↓↓↓
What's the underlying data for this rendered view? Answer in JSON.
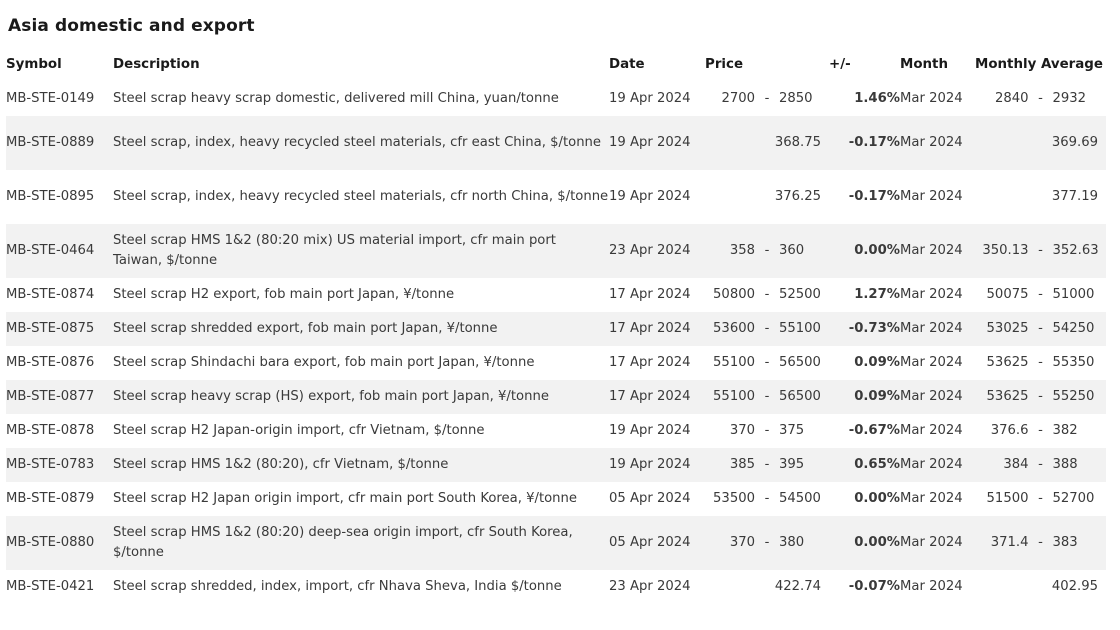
{
  "section": {
    "title": "Asia domestic and export"
  },
  "colors": {
    "positive": "#1e9a5a",
    "negative": "#d21c32",
    "neutral": "#a8a8a8",
    "row_stripe": "#f2f2f2"
  },
  "table": {
    "headers": {
      "symbol": "Symbol",
      "description": "Description",
      "date": "Date",
      "price": "Price",
      "change": "+/-",
      "month": "Month",
      "monthly_average": "Monthly Average"
    },
    "rows": [
      {
        "symbol": "MB-STE-0149",
        "description": "Steel scrap heavy scrap domestic, delivered mill China, yuan/tonne",
        "date": "19 Apr 2024",
        "price_low": "2700",
        "price_high": "2850",
        "change": "1.46%",
        "change_dir": "pos",
        "month": "Mar 2024",
        "avg_low": "2840",
        "avg_high": "2932"
      },
      {
        "symbol": "MB-STE-0889",
        "description": "Steel scrap, index, heavy recycled steel materials, cfr east China, $/tonne",
        "date": "19 Apr 2024",
        "price": "368.75",
        "change": "-0.17%",
        "change_dir": "neg",
        "month": "Mar 2024",
        "avg": "369.69"
      },
      {
        "symbol": "MB-STE-0895",
        "description": "Steel scrap, index, heavy recycled steel materials, cfr north China, $/tonne",
        "date": "19 Apr 2024",
        "price": "376.25",
        "change": "-0.17%",
        "change_dir": "neg",
        "month": "Mar 2024",
        "avg": "377.19"
      },
      {
        "symbol": "MB-STE-0464",
        "description": "Steel scrap HMS 1&2 (80:20 mix) US material import, cfr main port Taiwan, $/tonne",
        "date": "23 Apr 2024",
        "price_low": "358",
        "price_high": "360",
        "change": "0.00%",
        "change_dir": "flat",
        "month": "Mar 2024",
        "avg_low": "350.13",
        "avg_high": "352.63"
      },
      {
        "symbol": "MB-STE-0874",
        "description": "Steel scrap H2 export, fob main port Japan, ¥/tonne",
        "date": "17 Apr 2024",
        "price_low": "50800",
        "price_high": "52500",
        "change": "1.27%",
        "change_dir": "pos",
        "month": "Mar 2024",
        "avg_low": "50075",
        "avg_high": "51000"
      },
      {
        "symbol": "MB-STE-0875",
        "description": "Steel scrap shredded export, fob main port Japan, ¥/tonne",
        "date": "17 Apr 2024",
        "price_low": "53600",
        "price_high": "55100",
        "change": "-0.73%",
        "change_dir": "neg",
        "month": "Mar 2024",
        "avg_low": "53025",
        "avg_high": "54250"
      },
      {
        "symbol": "MB-STE-0876",
        "description": "Steel scrap Shindachi bara export, fob main port Japan, ¥/tonne",
        "date": "17 Apr 2024",
        "price_low": "55100",
        "price_high": "56500",
        "change": "0.09%",
        "change_dir": "pos",
        "month": "Mar 2024",
        "avg_low": "53625",
        "avg_high": "55350"
      },
      {
        "symbol": "MB-STE-0877",
        "description": "Steel scrap heavy scrap (HS) export, fob main port Japan, ¥/tonne",
        "date": "17 Apr 2024",
        "price_low": "55100",
        "price_high": "56500",
        "change": "0.09%",
        "change_dir": "pos",
        "month": "Mar 2024",
        "avg_low": "53625",
        "avg_high": "55250"
      },
      {
        "symbol": "MB-STE-0878",
        "description": "Steel scrap H2 Japan-origin import, cfr Vietnam, $/tonne",
        "date": "19 Apr 2024",
        "price_low": "370",
        "price_high": "375",
        "change": "-0.67%",
        "change_dir": "neg",
        "month": "Mar 2024",
        "avg_low": "376.6",
        "avg_high": "382"
      },
      {
        "symbol": "MB-STE-0783",
        "description": "Steel scrap HMS 1&2 (80:20), cfr Vietnam, $/tonne",
        "date": "19 Apr 2024",
        "price_low": "385",
        "price_high": "395",
        "change": "0.65%",
        "change_dir": "pos",
        "month": "Mar 2024",
        "avg_low": "384",
        "avg_high": "388"
      },
      {
        "symbol": "MB-STE-0879",
        "description": "Steel scrap H2 Japan origin import, cfr main port South Korea, ¥/tonne",
        "date": "05 Apr 2024",
        "price_low": "53500",
        "price_high": "54500",
        "change": "0.00%",
        "change_dir": "flat",
        "month": "Mar 2024",
        "avg_low": "51500",
        "avg_high": "52700"
      },
      {
        "symbol": "MB-STE-0880",
        "description": "Steel scrap HMS 1&2 (80:20) deep-sea origin import, cfr South Korea, $/tonne",
        "date": "05 Apr 2024",
        "price_low": "370",
        "price_high": "380",
        "change": "0.00%",
        "change_dir": "flat",
        "month": "Mar 2024",
        "avg_low": "371.4",
        "avg_high": "383"
      },
      {
        "symbol": "MB-STE-0421",
        "description": "Steel scrap shredded, index, import, cfr Nhava Sheva, India $/tonne",
        "date": "23 Apr 2024",
        "price": "422.74",
        "change": "-0.07%",
        "change_dir": "neg",
        "month": "Mar 2024",
        "avg": "402.95"
      }
    ]
  }
}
↑↑↑
Work to do
In how many lines does the word "import" appear? Respond with the number alone.

Solution to the problem
5